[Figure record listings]

══════

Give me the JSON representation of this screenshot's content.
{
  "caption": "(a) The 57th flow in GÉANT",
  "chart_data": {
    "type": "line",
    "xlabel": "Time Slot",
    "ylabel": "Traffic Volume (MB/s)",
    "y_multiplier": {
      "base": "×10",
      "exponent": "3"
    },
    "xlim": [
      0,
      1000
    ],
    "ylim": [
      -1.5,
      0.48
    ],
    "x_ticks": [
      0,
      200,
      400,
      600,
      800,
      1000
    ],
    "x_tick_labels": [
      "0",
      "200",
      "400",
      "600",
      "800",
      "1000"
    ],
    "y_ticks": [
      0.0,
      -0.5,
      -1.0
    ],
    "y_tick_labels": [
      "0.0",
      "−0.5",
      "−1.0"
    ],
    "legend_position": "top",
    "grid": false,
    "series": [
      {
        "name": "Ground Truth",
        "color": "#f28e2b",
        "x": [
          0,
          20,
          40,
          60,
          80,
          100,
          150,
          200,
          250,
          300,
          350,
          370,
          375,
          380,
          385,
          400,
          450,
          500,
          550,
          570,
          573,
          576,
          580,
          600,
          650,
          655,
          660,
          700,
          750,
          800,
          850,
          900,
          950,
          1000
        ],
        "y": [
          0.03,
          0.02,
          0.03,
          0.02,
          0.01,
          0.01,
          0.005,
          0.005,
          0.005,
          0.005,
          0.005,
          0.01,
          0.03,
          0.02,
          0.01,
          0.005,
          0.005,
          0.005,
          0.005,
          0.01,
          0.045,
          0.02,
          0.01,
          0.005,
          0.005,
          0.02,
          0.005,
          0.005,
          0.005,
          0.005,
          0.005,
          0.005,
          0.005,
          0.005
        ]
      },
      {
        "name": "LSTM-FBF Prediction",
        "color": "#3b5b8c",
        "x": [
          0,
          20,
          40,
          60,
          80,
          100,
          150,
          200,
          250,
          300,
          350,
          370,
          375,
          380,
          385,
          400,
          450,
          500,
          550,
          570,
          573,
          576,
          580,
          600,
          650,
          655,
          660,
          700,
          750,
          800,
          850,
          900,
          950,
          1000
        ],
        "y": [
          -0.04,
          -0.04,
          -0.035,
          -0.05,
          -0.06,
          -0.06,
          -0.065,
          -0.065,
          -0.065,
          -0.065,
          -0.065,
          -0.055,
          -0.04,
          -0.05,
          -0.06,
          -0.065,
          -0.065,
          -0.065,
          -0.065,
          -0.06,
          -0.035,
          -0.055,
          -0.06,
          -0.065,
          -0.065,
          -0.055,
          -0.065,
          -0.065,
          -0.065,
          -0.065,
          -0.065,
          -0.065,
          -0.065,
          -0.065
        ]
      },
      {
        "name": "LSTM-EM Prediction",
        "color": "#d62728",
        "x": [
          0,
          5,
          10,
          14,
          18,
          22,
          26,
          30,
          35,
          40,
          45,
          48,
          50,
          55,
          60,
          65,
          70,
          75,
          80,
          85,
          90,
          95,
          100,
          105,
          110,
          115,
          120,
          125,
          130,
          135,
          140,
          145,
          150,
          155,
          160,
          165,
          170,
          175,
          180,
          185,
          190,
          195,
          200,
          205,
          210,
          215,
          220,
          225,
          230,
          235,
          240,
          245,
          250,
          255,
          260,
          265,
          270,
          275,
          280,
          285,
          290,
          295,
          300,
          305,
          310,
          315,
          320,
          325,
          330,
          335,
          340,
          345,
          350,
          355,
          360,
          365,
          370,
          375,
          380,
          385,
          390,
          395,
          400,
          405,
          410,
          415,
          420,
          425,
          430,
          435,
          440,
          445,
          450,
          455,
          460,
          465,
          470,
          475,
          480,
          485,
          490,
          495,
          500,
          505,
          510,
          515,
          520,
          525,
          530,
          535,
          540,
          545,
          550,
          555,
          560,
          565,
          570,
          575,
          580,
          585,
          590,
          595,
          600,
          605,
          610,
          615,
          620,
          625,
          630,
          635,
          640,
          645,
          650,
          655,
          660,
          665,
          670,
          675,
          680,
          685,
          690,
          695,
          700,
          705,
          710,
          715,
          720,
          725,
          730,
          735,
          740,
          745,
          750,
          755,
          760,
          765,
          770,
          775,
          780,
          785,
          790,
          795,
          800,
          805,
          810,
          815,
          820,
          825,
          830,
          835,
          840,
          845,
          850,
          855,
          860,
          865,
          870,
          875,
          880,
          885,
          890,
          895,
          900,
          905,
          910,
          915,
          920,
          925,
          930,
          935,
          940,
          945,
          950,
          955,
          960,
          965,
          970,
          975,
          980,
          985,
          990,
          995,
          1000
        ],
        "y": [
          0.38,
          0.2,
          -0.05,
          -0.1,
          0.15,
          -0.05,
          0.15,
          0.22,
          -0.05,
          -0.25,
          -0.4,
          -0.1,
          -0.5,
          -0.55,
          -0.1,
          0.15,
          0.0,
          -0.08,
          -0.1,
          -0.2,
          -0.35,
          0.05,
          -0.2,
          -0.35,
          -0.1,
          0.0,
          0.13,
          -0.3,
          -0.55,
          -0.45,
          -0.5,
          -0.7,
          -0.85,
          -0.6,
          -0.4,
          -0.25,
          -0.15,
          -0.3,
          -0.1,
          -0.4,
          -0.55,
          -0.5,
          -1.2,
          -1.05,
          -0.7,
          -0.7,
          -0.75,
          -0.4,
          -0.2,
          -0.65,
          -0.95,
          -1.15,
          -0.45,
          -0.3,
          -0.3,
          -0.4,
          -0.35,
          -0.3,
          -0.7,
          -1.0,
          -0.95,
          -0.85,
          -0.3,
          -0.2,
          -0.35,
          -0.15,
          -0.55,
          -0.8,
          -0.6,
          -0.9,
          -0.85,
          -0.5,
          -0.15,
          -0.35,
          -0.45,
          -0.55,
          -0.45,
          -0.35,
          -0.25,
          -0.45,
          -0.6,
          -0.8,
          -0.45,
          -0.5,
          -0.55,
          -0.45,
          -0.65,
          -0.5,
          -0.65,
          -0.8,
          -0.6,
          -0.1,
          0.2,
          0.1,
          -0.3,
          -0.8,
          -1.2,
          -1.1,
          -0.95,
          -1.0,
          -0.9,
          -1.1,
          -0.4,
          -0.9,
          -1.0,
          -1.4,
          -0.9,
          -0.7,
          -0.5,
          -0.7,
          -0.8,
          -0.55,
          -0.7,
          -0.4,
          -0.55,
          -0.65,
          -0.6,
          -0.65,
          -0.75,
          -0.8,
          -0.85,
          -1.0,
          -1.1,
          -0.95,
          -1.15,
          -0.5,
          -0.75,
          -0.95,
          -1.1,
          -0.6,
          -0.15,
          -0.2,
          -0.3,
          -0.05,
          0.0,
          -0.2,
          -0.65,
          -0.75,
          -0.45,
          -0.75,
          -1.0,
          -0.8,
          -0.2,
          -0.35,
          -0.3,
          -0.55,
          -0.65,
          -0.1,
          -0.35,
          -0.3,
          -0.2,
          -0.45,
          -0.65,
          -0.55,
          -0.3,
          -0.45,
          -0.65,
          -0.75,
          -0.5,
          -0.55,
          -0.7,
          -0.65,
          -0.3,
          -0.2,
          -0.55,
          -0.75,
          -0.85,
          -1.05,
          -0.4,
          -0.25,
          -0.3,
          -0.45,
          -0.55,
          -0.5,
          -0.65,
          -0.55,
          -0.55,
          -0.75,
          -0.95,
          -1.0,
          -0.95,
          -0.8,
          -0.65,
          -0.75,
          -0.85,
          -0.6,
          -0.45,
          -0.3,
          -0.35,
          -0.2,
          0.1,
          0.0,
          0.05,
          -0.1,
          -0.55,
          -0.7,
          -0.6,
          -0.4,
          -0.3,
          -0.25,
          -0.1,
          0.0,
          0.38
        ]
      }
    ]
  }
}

══════

**Given problem**
Every entry needs to be retyped exactly.

**Output for this exercise**
Give me the JSON representation of this screenshot's content.
{
  "caption": "(a) The 57th flow in GÉANT",
  "chart_data": {
    "type": "line",
    "xlabel": "Time Slot",
    "ylabel": "Traffic Volume (MB/s)",
    "y_multiplier": {
      "base": "×10",
      "exponent": "3"
    },
    "xlim": [
      0,
      1000
    ],
    "ylim": [
      -1.5,
      0.48
    ],
    "x_ticks": [
      0,
      200,
      400,
      600,
      800,
      1000
    ],
    "x_tick_labels": [
      "0",
      "200",
      "400",
      "600",
      "800",
      "1000"
    ],
    "y_ticks": [
      0.0,
      -0.5,
      -1.0
    ],
    "y_tick_labels": [
      "0.0",
      "−0.5",
      "−1.0"
    ],
    "legend_position": "top",
    "grid": false,
    "series": [
      {
        "name": "Ground Truth",
        "color": "#f28e2b",
        "x": [
          0,
          20,
          40,
          60,
          80,
          100,
          150,
          200,
          250,
          300,
          350,
          370,
          375,
          380,
          385,
          400,
          450,
          500,
          550,
          570,
          573,
          576,
          580,
          600,
          650,
          655,
          660,
          700,
          750,
          800,
          850,
          900,
          950,
          1000
        ],
        "y": [
          0.03,
          0.02,
          0.03,
          0.02,
          0.01,
          0.01,
          0.005,
          0.005,
          0.005,
          0.005,
          0.005,
          0.01,
          0.03,
          0.02,
          0.01,
          0.005,
          0.005,
          0.005,
          0.005,
          0.01,
          0.045,
          0.02,
          0.01,
          0.005,
          0.005,
          0.02,
          0.005,
          0.005,
          0.005,
          0.005,
          0.005,
          0.005,
          0.005,
          0.005
        ]
      },
      {
        "name": "LSTM-FBF Prediction",
        "color": "#3b5b8c",
        "x": [
          0,
          20,
          40,
          60,
          80,
          100,
          150,
          200,
          250,
          300,
          350,
          370,
          375,
          380,
          385,
          400,
          450,
          500,
          550,
          570,
          573,
          576,
          580,
          600,
          650,
          655,
          660,
          700,
          750,
          800,
          850,
          900,
          950,
          1000
        ],
        "y": [
          -0.04,
          -0.04,
          -0.035,
          -0.05,
          -0.06,
          -0.06,
          -0.065,
          -0.065,
          -0.065,
          -0.065,
          -0.065,
          -0.055,
          -0.04,
          -0.05,
          -0.06,
          -0.065,
          -0.065,
          -0.065,
          -0.065,
          -0.06,
          -0.035,
          -0.055,
          -0.06,
          -0.065,
          -0.065,
          -0.055,
          -0.065,
          -0.065,
          -0.065,
          -0.065,
          -0.065,
          -0.065,
          -0.065,
          -0.065
        ]
      },
      {
        "name": "LSTM-EM Prediction",
        "color": "#d62728",
        "x": [
          0,
          5,
          10,
          14,
          18,
          22,
          26,
          30,
          35,
          40,
          45,
          48,
          50,
          55,
          60,
          65,
          70,
          75,
          80,
          85,
          90,
          95,
          100,
          105,
          110,
          115,
          120,
          125,
          130,
          135,
          140,
          145,
          150,
          155,
          160,
          165,
          170,
          175,
          180,
          185,
          190,
          195,
          200,
          205,
          210,
          215,
          220,
          225,
          230,
          235,
          240,
          245,
          250,
          255,
          260,
          265,
          270,
          275,
          280,
          285,
          290,
          295,
          300,
          305,
          310,
          315,
          320,
          325,
          330,
          335,
          340,
          345,
          350,
          355,
          360,
          365,
          370,
          375,
          380,
          385,
          390,
          395,
          400,
          405,
          410,
          415,
          420,
          425,
          430,
          435,
          440,
          445,
          450,
          455,
          460,
          465,
          470,
          475,
          480,
          485,
          490,
          495,
          500,
          505,
          510,
          515,
          520,
          525,
          530,
          535,
          540,
          545,
          550,
          555,
          560,
          565,
          570,
          575,
          580,
          585,
          590,
          595,
          600,
          605,
          610,
          615,
          620,
          625,
          630,
          635,
          640,
          645,
          650,
          655,
          660,
          665,
          670,
          675,
          680,
          685,
          690,
          695,
          700,
          705,
          710,
          715,
          720,
          725,
          730,
          735,
          740,
          745,
          750,
          755,
          760,
          765,
          770,
          775,
          780,
          785,
          790,
          795,
          800,
          805,
          810,
          815,
          820,
          825,
          830,
          835,
          840,
          845,
          850,
          855,
          860,
          865,
          870,
          875,
          880,
          885,
          890,
          895,
          900,
          905,
          910,
          915,
          920,
          925,
          930,
          935,
          940,
          945,
          950,
          955,
          960,
          965,
          970,
          975,
          980,
          985,
          990,
          995,
          1000
        ],
        "y": [
          0.38,
          0.2,
          -0.05,
          -0.1,
          0.15,
          -0.05,
          0.15,
          0.22,
          -0.05,
          -0.25,
          -0.4,
          -0.1,
          -0.5,
          -0.55,
          -0.1,
          0.15,
          0.0,
          -0.08,
          -0.1,
          -0.2,
          -0.35,
          0.05,
          -0.2,
          -0.35,
          -0.1,
          0.0,
          0.13,
          -0.3,
          -0.55,
          -0.45,
          -0.5,
          -0.7,
          -0.85,
          -0.6,
          -0.4,
          -0.25,
          -0.15,
          -0.3,
          -0.1,
          -0.4,
          -0.55,
          -0.5,
          -1.2,
          -1.05,
          -0.7,
          -0.7,
          -0.75,
          -0.4,
          -0.2,
          -0.65,
          -0.95,
          -1.15,
          -0.45,
          -0.3,
          -0.3,
          -0.4,
          -0.35,
          -0.3,
          -0.7,
          -1.0,
          -0.95,
          -0.85,
          -0.3,
          -0.2,
          -0.35,
          -0.15,
          -0.55,
          -0.8,
          -0.6,
          -0.9,
          -0.85,
          -0.5,
          -0.15,
          -0.35,
          -0.45,
          -0.55,
          -0.45,
          -0.35,
          -0.25,
          -0.45,
          -0.6,
          -0.8,
          -0.45,
          -0.5,
          -0.55,
          -0.45,
          -0.65,
          -0.5,
          -0.65,
          -0.8,
          -0.6,
          -0.1,
          0.2,
          0.1,
          -0.3,
          -0.8,
          -1.2,
          -1.1,
          -0.95,
          -1.0,
          -0.9,
          -1.1,
          -0.4,
          -0.9,
          -1.0,
          -1.4,
          -0.9,
          -0.7,
          -0.5,
          -0.7,
          -0.8,
          -0.55,
          -0.7,
          -0.4,
          -0.55,
          -0.65,
          -0.6,
          -0.65,
          -0.75,
          -0.8,
          -0.85,
          -1.0,
          -1.1,
          -0.95,
          -1.15,
          -0.5,
          -0.75,
          -0.95,
          -1.1,
          -0.6,
          -0.15,
          -0.2,
          -0.3,
          -0.05,
          0.0,
          -0.2,
          -0.65,
          -0.75,
          -0.45,
          -0.75,
          -1.0,
          -0.8,
          -0.2,
          -0.35,
          -0.3,
          -0.55,
          -0.65,
          -0.1,
          -0.35,
          -0.3,
          -0.2,
          -0.45,
          -0.65,
          -0.55,
          -0.3,
          -0.45,
          -0.65,
          -0.75,
          -0.5,
          -0.55,
          -0.7,
          -0.65,
          -0.3,
          -0.2,
          -0.55,
          -0.75,
          -0.85,
          -1.05,
          -0.4,
          -0.25,
          -0.3,
          -0.45,
          -0.55,
          -0.5,
          -0.65,
          -0.55,
          -0.55,
          -0.75,
          -0.95,
          -1.0,
          -0.95,
          -0.8,
          -0.65,
          -0.75,
          -0.85,
          -0.6,
          -0.45,
          -0.3,
          -0.35,
          -0.2,
          0.1,
          0.0,
          0.05,
          -0.1,
          -0.55,
          -0.7,
          -0.6,
          -0.4,
          -0.3,
          -0.25,
          -0.1,
          0.0,
          0.38
        ]
      }
    ]
  }
}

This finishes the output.